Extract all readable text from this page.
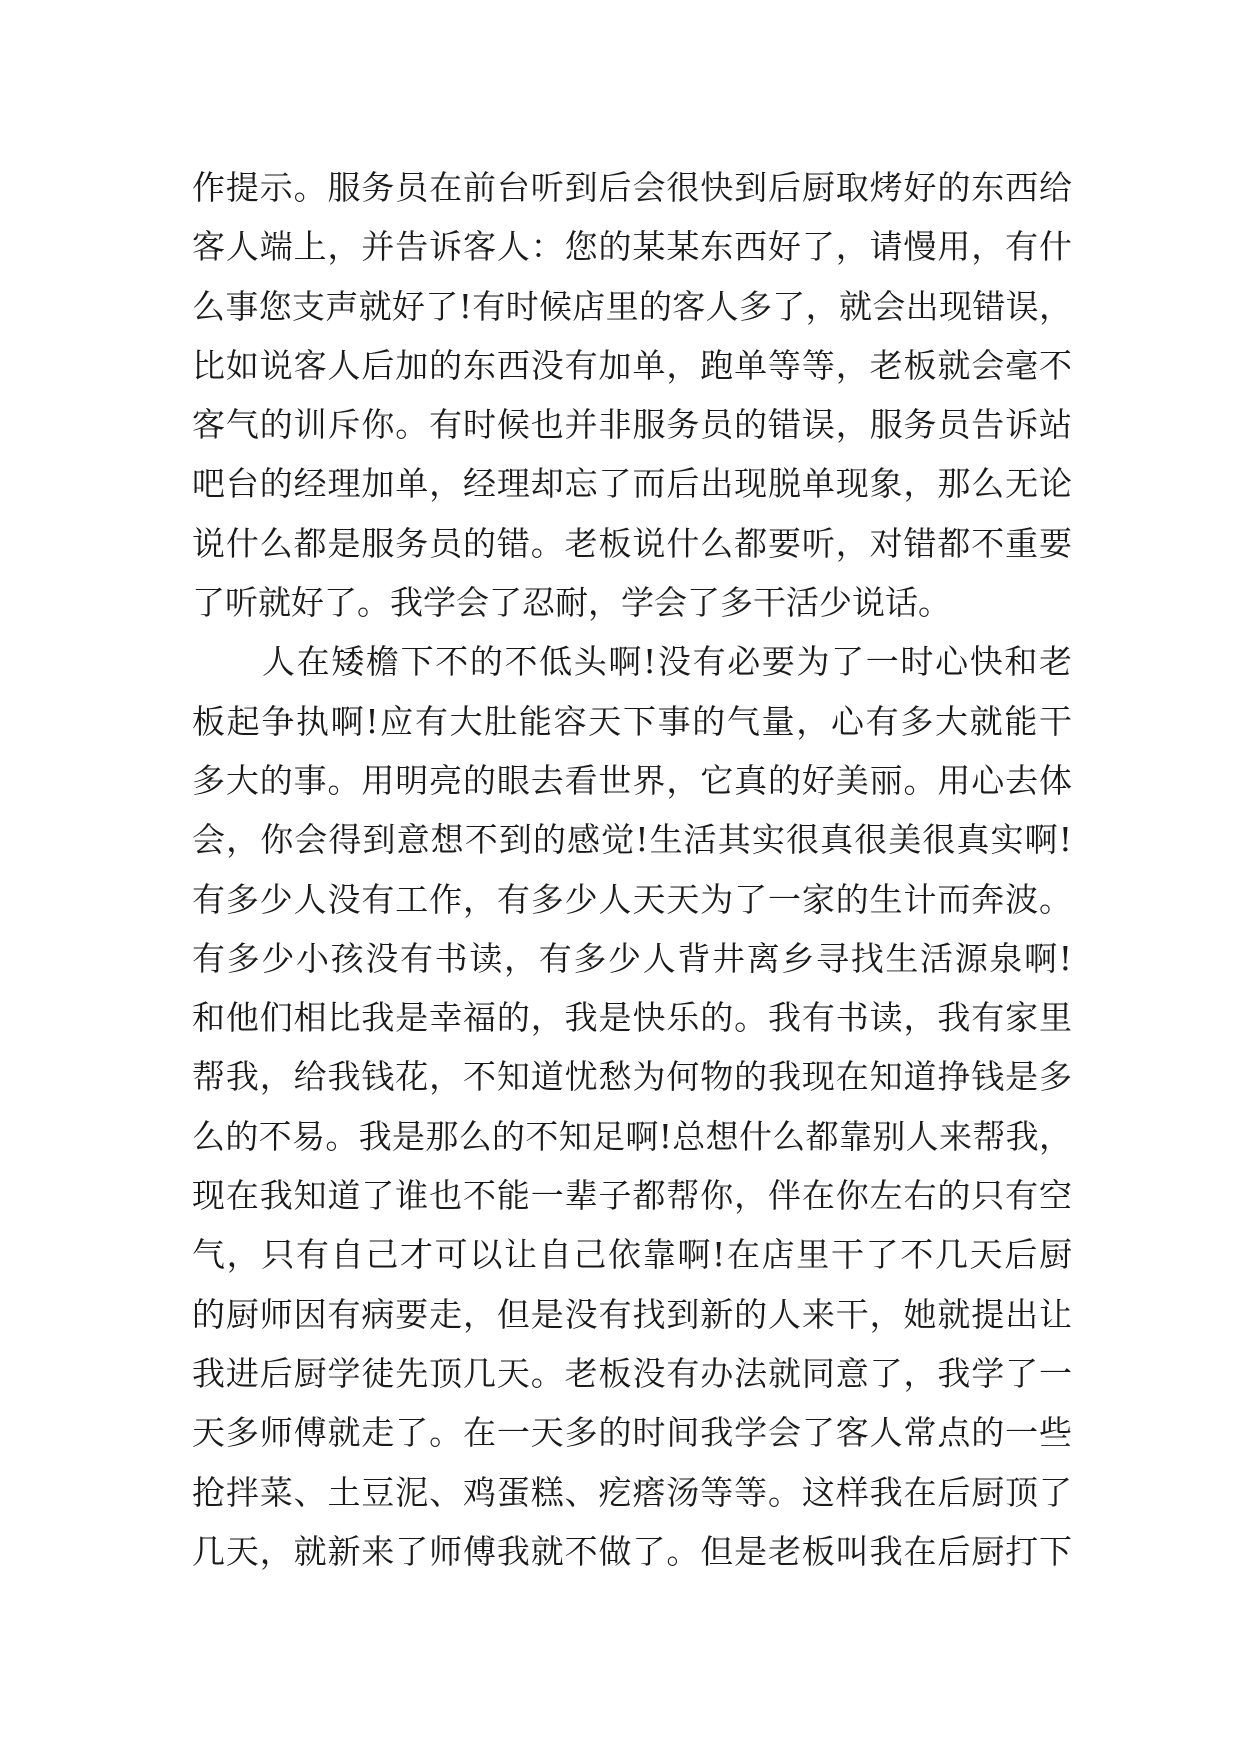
作提示。服务员在前台听到后会很快到后厨取烤好的东西给
客人端上，并告诉客人：您的某某东西好了，请慢用，有什
么事您支声就好了!有时候店里的客人多了，就会出现错误，
比如说客人后加的东西没有加单，跑单等等，老板就会毫不
客气的训斥你。有时候也并非服务员的错误，服务员告诉站
吧台的经理加单，经理却忘了而后出现脱单现象，那么无论
说什么都是服务员的错。老板说什么都要听，对错都不重要
了听就好了。我学会了忍耐，学会了多干活少说话。
人在矮檐下不的不低头啊!没有必要为了一时心快和老
板起争执啊!应有大肚能容天下事的气量，心有多大就能干
多大的事。用明亮的眼去看世界，它真的好美丽。用心去体
会，你会得到意想不到的感觉!生活其实很真很美很真实啊!
有多少人没有工作，有多少人天天为了一家的生计而奔波。
有多少小孩没有书读，有多少人背井离乡寻找生活源泉啊!
和他们相比我是幸福的，我是快乐的。我有书读，我有家里
帮我，给我钱花，不知道忧愁为何物的我现在知道挣钱是多
么的不易。我是那么的不知足啊!总想什么都靠别人来帮我，
现在我知道了谁也不能一辈子都帮你，伴在你左右的只有空
气，只有自己才可以让自己依靠啊!在店里干了不几天后厨
的厨师因有病要走，但是没有找到新的人来干，她就提出让
我进后厨学徒先顶几天。老板没有办法就同意了，我学了一
天多师傅就走了。在一天多的时间我学会了客人常点的一些
抢拌菜、土豆泥、鸡蛋糕、疙瘩汤等等。这样我在后厨顶了
几天，就新来了师傅我就不做了。但是老板叫我在后厨打下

========================================================================

Exercise details:
Repeat the data exactly, dropping every picture it holds.

Answer to this problem:
Extract all readable text from this page.
作提示。服务员在前台听到后会很快到后厨取烤好的东西给
客人端上，并告诉客人：您的某某东西好了，请慢用，有什
么事您支声就好了!有时候店里的客人多了，就会出现错误，
比如说客人后加的东西没有加单，跑单等等，老板就会毫不
客气的训斥你。有时候也并非服务员的错误，服务员告诉站
吧台的经理加单，经理却忘了而后出现脱单现象，那么无论
说什么都是服务员的错。老板说什么都要听，对错都不重要
了听就好了。我学会了忍耐，学会了多干活少说话。
人在矮檐下不的不低头啊!没有必要为了一时心快和老
板起争执啊!应有大肚能容天下事的气量，心有多大就能干
多大的事。用明亮的眼去看世界，它真的好美丽。用心去体
会，你会得到意想不到的感觉!生活其实很真很美很真实啊!
有多少人没有工作，有多少人天天为了一家的生计而奔波。
有多少小孩没有书读，有多少人背井离乡寻找生活源泉啊!
和他们相比我是幸福的，我是快乐的。我有书读，我有家里
帮我，给我钱花，不知道忧愁为何物的我现在知道挣钱是多
么的不易。我是那么的不知足啊!总想什么都靠别人来帮我，
现在我知道了谁也不能一辈子都帮你，伴在你左右的只有空
气，只有自己才可以让自己依靠啊!在店里干了不几天后厨
的厨师因有病要走，但是没有找到新的人来干，她就提出让
我进后厨学徒先顶几天。老板没有办法就同意了，我学了一
天多师傅就走了。在一天多的时间我学会了客人常点的一些
抢拌菜、土豆泥、鸡蛋糕、疙瘩汤等等。这样我在后厨顶了
几天，就新来了师傅我就不做了。但是老板叫我在后厨打下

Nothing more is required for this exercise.